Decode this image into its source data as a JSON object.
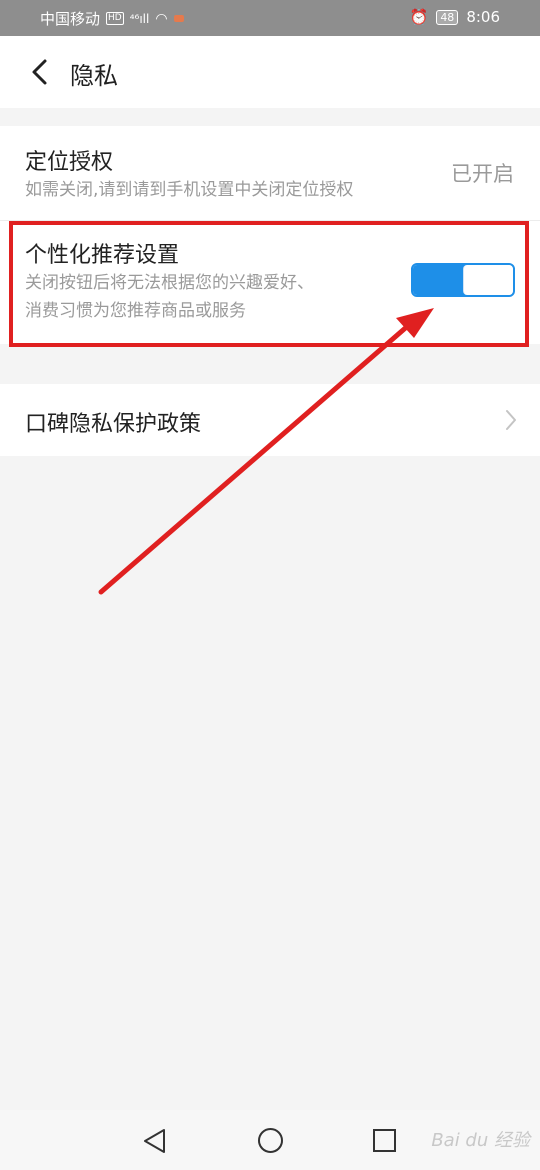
{
  "status_bar": {
    "carrier": "中国移动",
    "hd_badge": "HD",
    "signal_text": "⁴⁶ıll",
    "battery": "48",
    "time": "8:06"
  },
  "header": {
    "title": "隐私"
  },
  "settings": {
    "location": {
      "title": "定位授权",
      "description": "如需关闭,请到请到手机设置中关闭定位授权",
      "value": "已开启"
    },
    "personalized": {
      "title": "个性化推荐设置",
      "description_line1": "关闭按钮后将无法根据您的兴趣爱好、",
      "description_line2": "消费习惯为您推荐商品或服务",
      "enabled": true
    },
    "policy": {
      "title": "口碑隐私保护政策"
    }
  },
  "watermark": "Bai du 经验",
  "colors": {
    "accent": "#1e8fe8",
    "annotation": "#e02020"
  }
}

******************************

** Set problem **
Ignore the images and quote every line of the listing exactly.

** Solution for this task **
Decode this image into its source data as a JSON object.
{
  "status_bar": {
    "carrier": "中国移动",
    "hd_badge": "HD",
    "signal_text": "⁴⁶ıll",
    "battery": "48",
    "time": "8:06"
  },
  "header": {
    "title": "隐私"
  },
  "settings": {
    "location": {
      "title": "定位授权",
      "description": "如需关闭,请到请到手机设置中关闭定位授权",
      "value": "已开启"
    },
    "personalized": {
      "title": "个性化推荐设置",
      "description_line1": "关闭按钮后将无法根据您的兴趣爱好、",
      "description_line2": "消费习惯为您推荐商品或服务",
      "enabled": true
    },
    "policy": {
      "title": "口碑隐私保护政策"
    }
  },
  "watermark": "Bai du 经验",
  "colors": {
    "accent": "#1e8fe8",
    "annotation": "#e02020"
  }
}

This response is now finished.